◆ Exercise task ◆
Extract each of the entries below verbatim, line by line. Omit the pictures.

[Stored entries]
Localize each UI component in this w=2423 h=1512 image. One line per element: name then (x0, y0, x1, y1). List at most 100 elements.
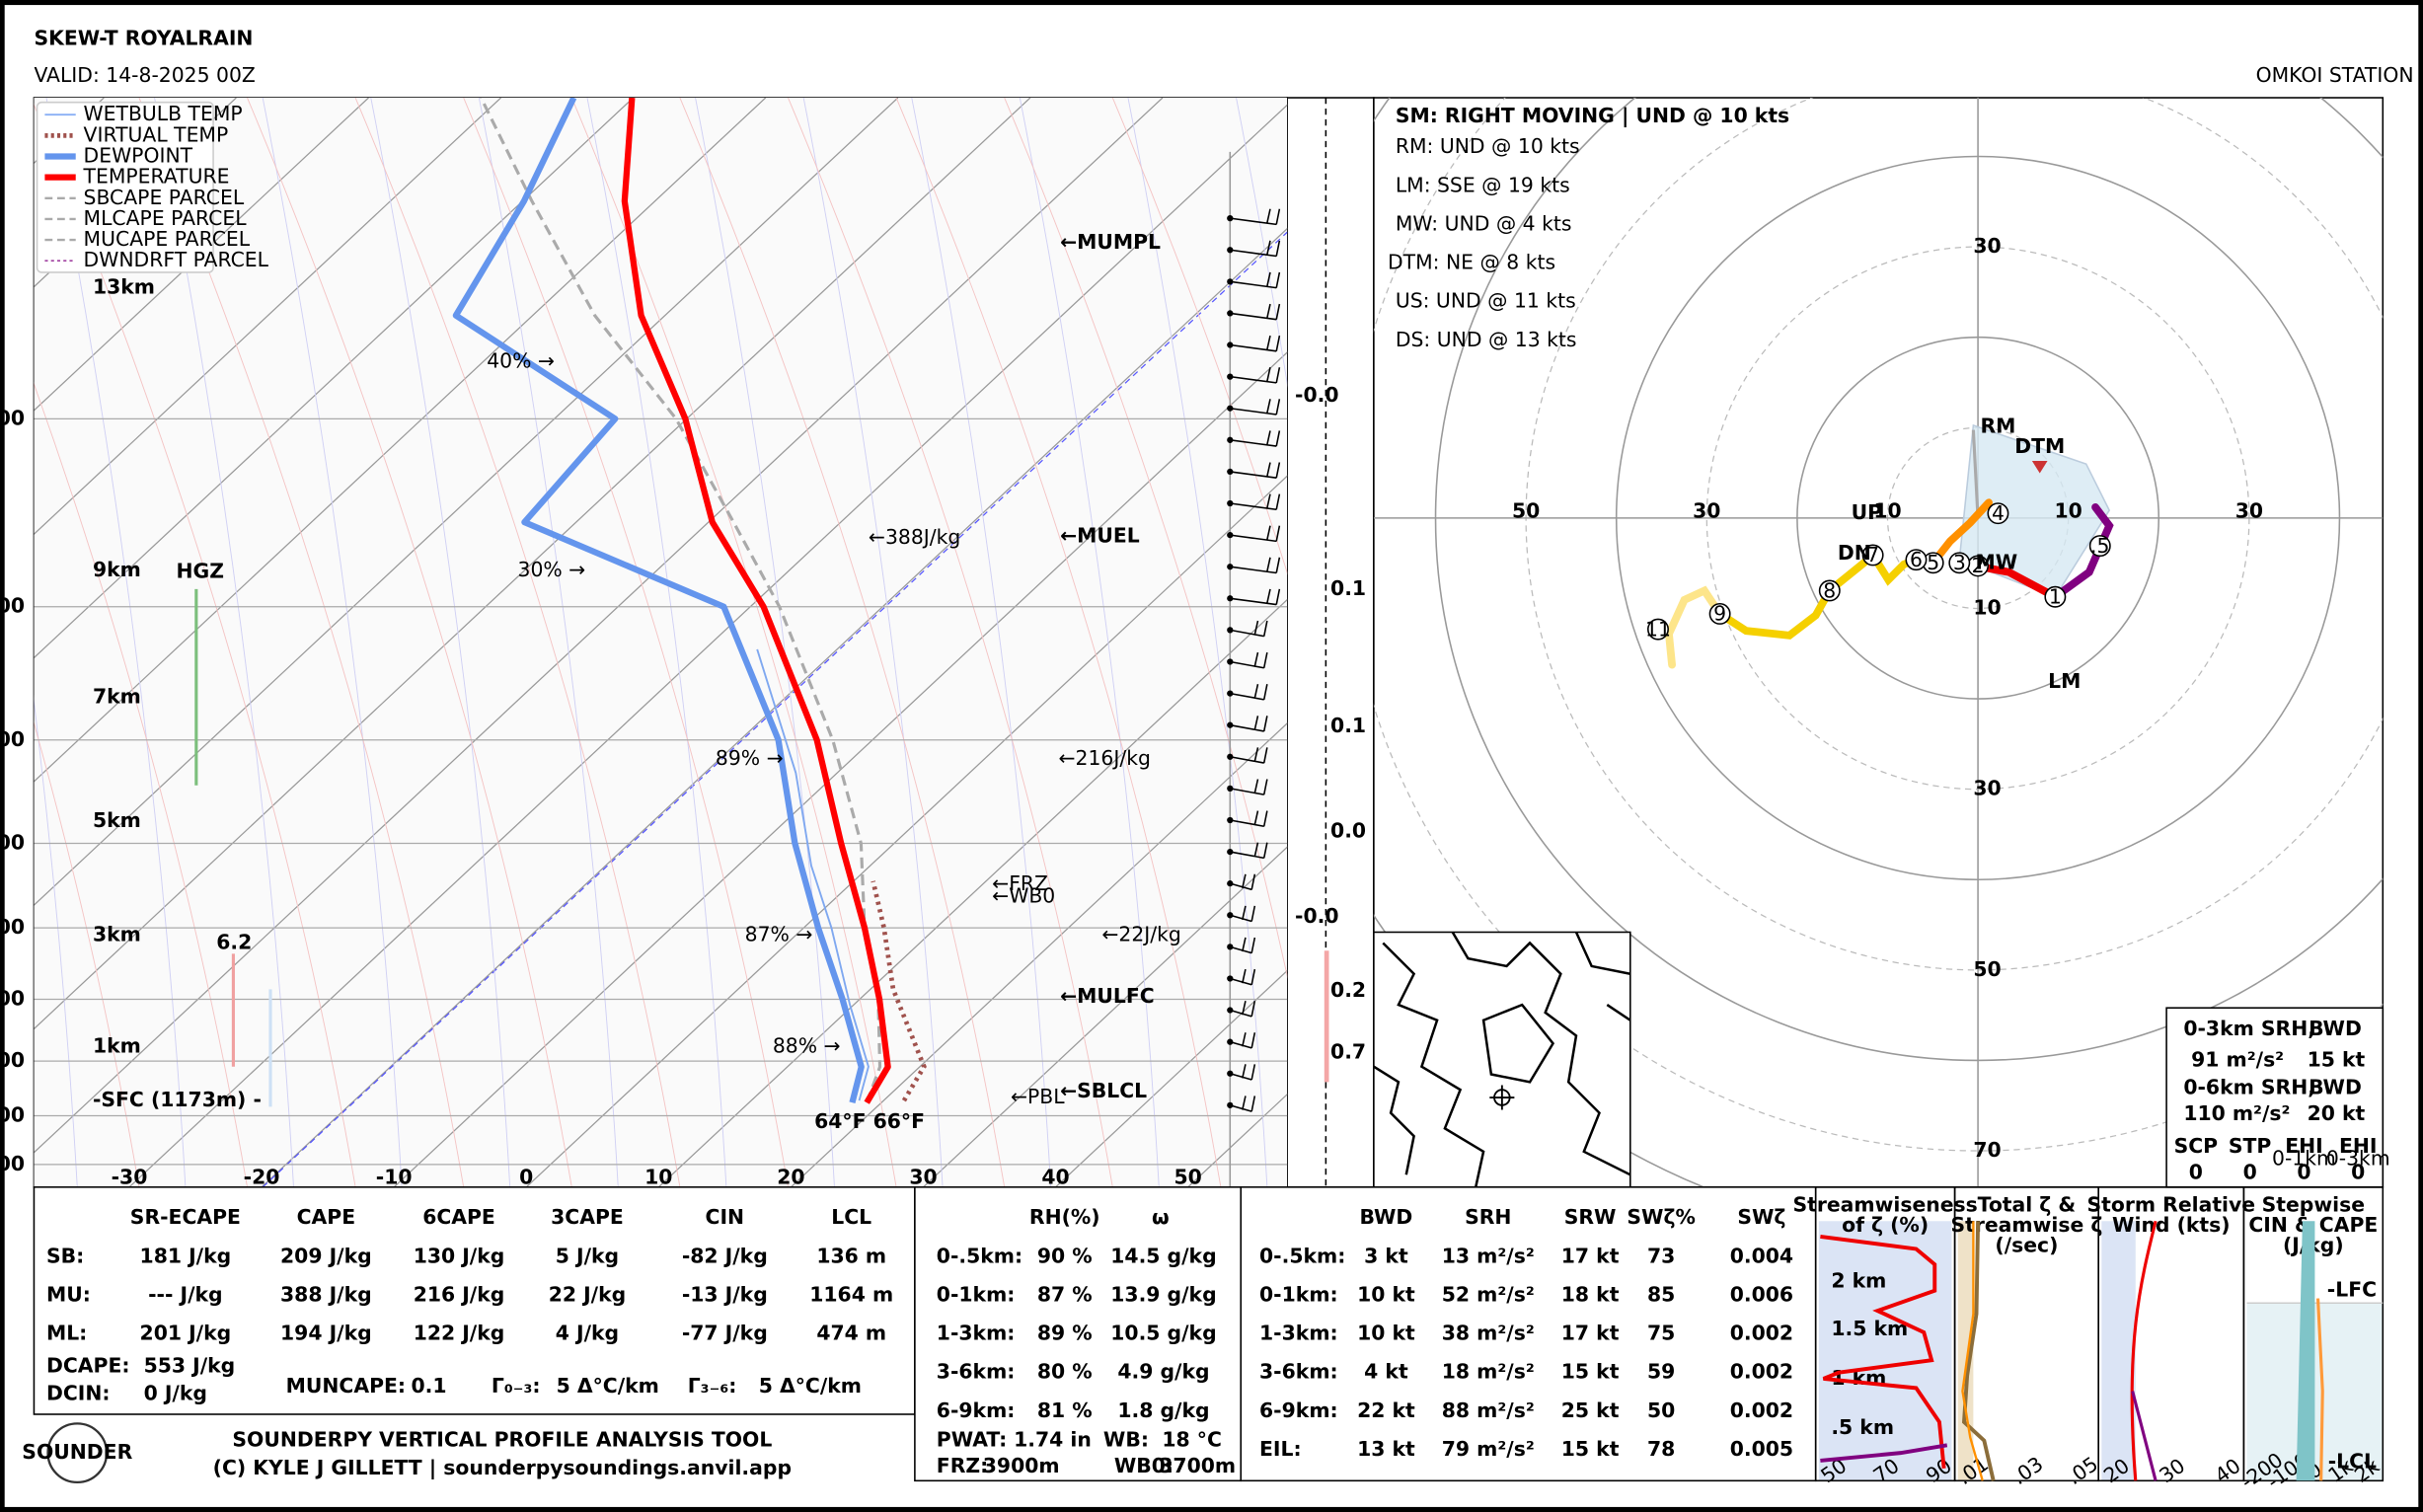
table-cell: 181 J/kg (140, 1244, 232, 1267)
isotherm (34, 98, 635, 659)
station: OMKOI STATION (2256, 63, 2414, 87)
row-label: MU: (46, 1282, 91, 1306)
index-name: STP (2229, 1134, 2272, 1158)
srh-box (2165, 1007, 2385, 1188)
annotation: ←SBLCL (1060, 1079, 1147, 1102)
table-extra: 0 J/kg (144, 1382, 207, 1405)
srh-area (1958, 423, 2111, 598)
storm-motion: MW: UND @ 4 kts (1396, 211, 1572, 235)
marker-label: 7 (1866, 543, 1879, 567)
annotation: HGZ (176, 560, 223, 583)
table-cell: 18 kt (1561, 1282, 1620, 1306)
table-cell: 10 kt (1357, 1282, 1415, 1306)
annotation: ←WB0 (992, 883, 1055, 907)
srh-cell: 0-3km SRH, (2183, 1017, 2315, 1040)
table-cell: 0.005 (1730, 1437, 1793, 1461)
isotherm (790, 722, 1288, 1187)
table-extra: 0.1 (411, 1374, 446, 1398)
wind-barb (1230, 367, 1281, 384)
height-marker (2044, 585, 2067, 608)
table-cell: 0.004 (1730, 1244, 1793, 1267)
index-value: 0 (2351, 1161, 2365, 1184)
isotherm (34, 98, 237, 288)
legend-label: WETBULB TEMP (84, 102, 243, 125)
panel-title: Storm Relative (2086, 1193, 2255, 1217)
logo-text: SOUNDER (22, 1440, 132, 1464)
x-tick-label: 10 (644, 1165, 672, 1188)
wind-barb (1230, 651, 1268, 669)
isotherm (34, 98, 899, 906)
marker-label: .5 (2090, 534, 2109, 558)
row-label: 3-6km: (1259, 1360, 1338, 1384)
cin-cape (2296, 1221, 2315, 1481)
srh-cell: 20 kt (2308, 1101, 2366, 1125)
height-marker (1818, 579, 1841, 602)
storm-motion: LM: SSE @ 19 kts (1396, 173, 1570, 196)
isotherm (1055, 969, 1288, 1187)
wind-barb (1230, 462, 1281, 479)
table-header: SRH (1465, 1205, 1511, 1229)
table-cell: 79 m²/s² (1442, 1437, 1535, 1461)
height-marker (1948, 552, 1971, 574)
marker-label: 11 (1645, 617, 1671, 641)
table-cell: 13 m²/s² (1442, 1244, 1535, 1267)
annotation: 87% → (745, 923, 813, 946)
hodo-label: DN (1838, 541, 1871, 565)
isotherm (34, 98, 1164, 1154)
annotation: ←MULFC (1060, 984, 1155, 1008)
credit: (C) KYLE J GILLETT | sounderpysoundings.… (213, 1456, 792, 1480)
table-cell: -13 J/kg (682, 1282, 768, 1306)
map-borders (1373, 931, 1631, 1188)
moist-adiabat (34, 698, 78, 1187)
storm-motion: RM: UND @ 10 kts (1396, 134, 1580, 158)
isotherm (393, 351, 1288, 1187)
column-value: -0.0 (1295, 383, 1338, 407)
table-cell: 59 (1647, 1360, 1675, 1384)
marker-label: 8 (1823, 578, 1836, 602)
moist-adiabat (802, 98, 944, 1187)
table-extra: MUNCAPE: (286, 1374, 406, 1398)
marker-label: 2 (1972, 554, 1985, 577)
wind-barb (1230, 525, 1281, 543)
table-cell: 15 kt (1561, 1437, 1620, 1461)
index-sub: 0-3km (2326, 1147, 2390, 1171)
column-shade (1324, 950, 1329, 1083)
y-tick-label: 1000 (0, 1152, 25, 1175)
srh-cell: BWD (2309, 1076, 2362, 1099)
row-label: 6-9km: (1259, 1399, 1338, 1422)
y-tick-label: 500 (0, 831, 25, 855)
hodograph-plot (1373, 98, 2384, 1187)
storm-motion: DTM: NE @ 8 kts (1388, 251, 1555, 274)
row-label: 0-.5km: (1259, 1244, 1345, 1267)
table-cell: 122 J/kg (414, 1322, 505, 1345)
height-label: 1km (93, 1033, 141, 1057)
table-cell: 0.006 (1730, 1282, 1793, 1306)
table-cell: 4 kt (1364, 1360, 1408, 1384)
moist-adiabat (1127, 98, 1268, 1187)
storm-motion: DS: UND @ 13 kts (1396, 328, 1577, 351)
table-extra: 3900m (983, 1454, 1060, 1477)
column-value: 0.1 (1330, 576, 1366, 600)
srh-cell: 15 kt (2308, 1047, 2366, 1071)
table-cell: 0.002 (1730, 1399, 1793, 1422)
ring-label: 30 (2235, 499, 2263, 523)
panel-title: Wind (kts) (2112, 1213, 2231, 1237)
moist-adiabat (695, 98, 835, 1187)
table-cell: 10.5 g/kg (1110, 1322, 1216, 1345)
hodo-pale (1664, 585, 1724, 669)
annotation: 40% → (487, 349, 555, 373)
height-marker (1708, 602, 1731, 625)
streamwise-low (1820, 1443, 1948, 1463)
row-label: SB: (46, 1244, 84, 1267)
x-tick-label: -10 (376, 1165, 413, 1188)
table-extra: 3700m (1159, 1454, 1236, 1477)
index-name: EHI (2285, 1134, 2323, 1158)
annotation: ←MUMPL (1060, 230, 1161, 254)
table-cell: 87 % (1037, 1282, 1093, 1306)
row-label: 0-1km: (1259, 1282, 1338, 1306)
row-label: EIL: (1259, 1437, 1302, 1461)
annotation: 66°F (873, 1109, 925, 1133)
row-label: ML: (46, 1322, 87, 1345)
total-vort (1961, 1221, 1996, 1481)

◆ Complete response ◆
Localize each UI component in this w=2423 h=1512 image. One line per element: name then (x0, y0, x1, y1). List at most 100 elements.
table-cell: 181 J/kg (140, 1244, 232, 1267)
isotherm (34, 98, 635, 659)
station: OMKOI STATION (2256, 63, 2414, 87)
row-label: MU: (46, 1282, 91, 1306)
index-name: STP (2229, 1134, 2272, 1158)
srh-box (2165, 1007, 2385, 1188)
annotation: ←SBLCL (1060, 1079, 1147, 1102)
table-extra: 0 J/kg (144, 1382, 207, 1405)
srh-area (1958, 423, 2111, 598)
storm-motion: MW: UND @ 4 kts (1396, 211, 1572, 235)
marker-label: 7 (1866, 543, 1879, 567)
annotation: HGZ (176, 560, 223, 583)
table-cell: 18 kt (1561, 1282, 1620, 1306)
table-cell: 10 kt (1357, 1282, 1415, 1306)
annotation: ←WB0 (992, 883, 1055, 907)
srh-cell: 0-3km SRH, (2183, 1017, 2315, 1040)
table-cell: 0.005 (1730, 1437, 1793, 1461)
isotherm (790, 722, 1288, 1187)
table-extra: 0.1 (411, 1374, 446, 1398)
wind-barb (1230, 367, 1281, 384)
height-marker (2044, 585, 2067, 608)
table-cell: 0.004 (1730, 1244, 1793, 1267)
index-value: 0 (2351, 1161, 2365, 1184)
isotherm (34, 98, 237, 288)
legend-label: WETBULB TEMP (84, 102, 243, 125)
panel-title: Storm Relative (2086, 1193, 2255, 1217)
logo-text: SOUNDER (22, 1440, 132, 1464)
x-tick-label: 10 (644, 1165, 672, 1188)
wind-barb (1230, 651, 1268, 669)
isotherm (34, 98, 899, 906)
marker-label: .5 (2090, 534, 2109, 558)
row-label: 3-6km: (1259, 1360, 1338, 1384)
cin-cape (2296, 1221, 2315, 1481)
srh-cell: 20 kt (2308, 1101, 2366, 1125)
height-marker (1818, 579, 1841, 602)
storm-motion: LM: SSE @ 19 kts (1396, 173, 1570, 196)
isotherm (1055, 969, 1288, 1187)
wind-barb (1230, 462, 1281, 479)
table-header: SRH (1465, 1205, 1511, 1229)
table-cell: 79 m²/s² (1442, 1437, 1535, 1461)
height-marker (1948, 552, 1971, 574)
marker-label: 11 (1645, 617, 1671, 641)
table-cell: 13 m²/s² (1442, 1244, 1535, 1267)
annotation: 87% → (745, 923, 813, 946)
hodo-label: DN (1838, 541, 1871, 565)
isotherm (34, 98, 1164, 1154)
annotation: ←MULFC (1060, 984, 1155, 1008)
credit: (C) KYLE J GILLETT | sounderpysoundings.… (213, 1456, 792, 1480)
table-cell: -13 J/kg (682, 1282, 768, 1306)
map-borders (1373, 931, 1631, 1188)
moist-adiabat (34, 698, 78, 1187)
storm-motion: RM: UND @ 10 kts (1396, 134, 1580, 158)
isotherm (393, 351, 1288, 1187)
column-value: -0.0 (1295, 383, 1338, 407)
table-cell: 59 (1647, 1360, 1675, 1384)
marker-label: 8 (1823, 578, 1836, 602)
moist-adiabat (802, 98, 944, 1187)
table-extra: MUNCAPE: (286, 1374, 406, 1398)
marker-label: 2 (1972, 554, 1985, 577)
wind-barb (1230, 525, 1281, 543)
table-cell: 15 kt (1561, 1437, 1620, 1461)
index-sub: 0-3km (2326, 1147, 2390, 1171)
column-shade (1324, 950, 1329, 1083)
y-tick-label: 1000 (0, 1152, 25, 1175)
srh-cell: BWD (2309, 1076, 2362, 1099)
row-label: 6-9km: (1259, 1399, 1338, 1422)
y-tick-label: 500 (0, 831, 25, 855)
hodograph-plot (1373, 98, 2384, 1187)
storm-motion: DTM: NE @ 8 kts (1388, 251, 1555, 274)
row-label: 0-.5km: (1259, 1244, 1345, 1267)
table-cell: 122 J/kg (414, 1322, 505, 1345)
height-label: 1km (93, 1033, 141, 1057)
table-cell: 0.006 (1730, 1282, 1793, 1306)
table-cell: 4 kt (1364, 1360, 1408, 1384)
moist-adiabat (1127, 98, 1268, 1187)
storm-motion: DS: UND @ 13 kts (1396, 328, 1577, 351)
table-extra: 3900m (983, 1454, 1060, 1477)
column-value: 0.1 (1330, 576, 1366, 600)
srh-cell: 15 kt (2308, 1047, 2366, 1071)
table-cell: 0.002 (1730, 1399, 1793, 1422)
ring-label: 30 (2235, 499, 2263, 523)
panel-title: Wind (kts) (2112, 1213, 2231, 1237)
moist-adiabat (695, 98, 835, 1187)
table-cell: 10.5 g/kg (1110, 1322, 1216, 1345)
hodo-pale (1664, 585, 1724, 669)
annotation: 40% → (487, 349, 555, 373)
height-marker (1708, 602, 1731, 625)
streamwise-low (1820, 1443, 1948, 1463)
row-label: SB: (46, 1244, 84, 1267)
x-tick-label: -10 (376, 1165, 413, 1188)
table-extra: 3700m (1159, 1454, 1236, 1477)
index-name: EHI (2285, 1134, 2323, 1158)
annotation: ←MUMPL (1060, 230, 1161, 254)
table-cell: 87 % (1037, 1282, 1093, 1306)
row-label: 0-1km: (1259, 1282, 1338, 1306)
row-label: EIL: (1259, 1437, 1302, 1461)
annotation: 66°F (873, 1109, 925, 1133)
row-label: ML: (46, 1322, 87, 1345)
total-vort (1961, 1221, 1996, 1481)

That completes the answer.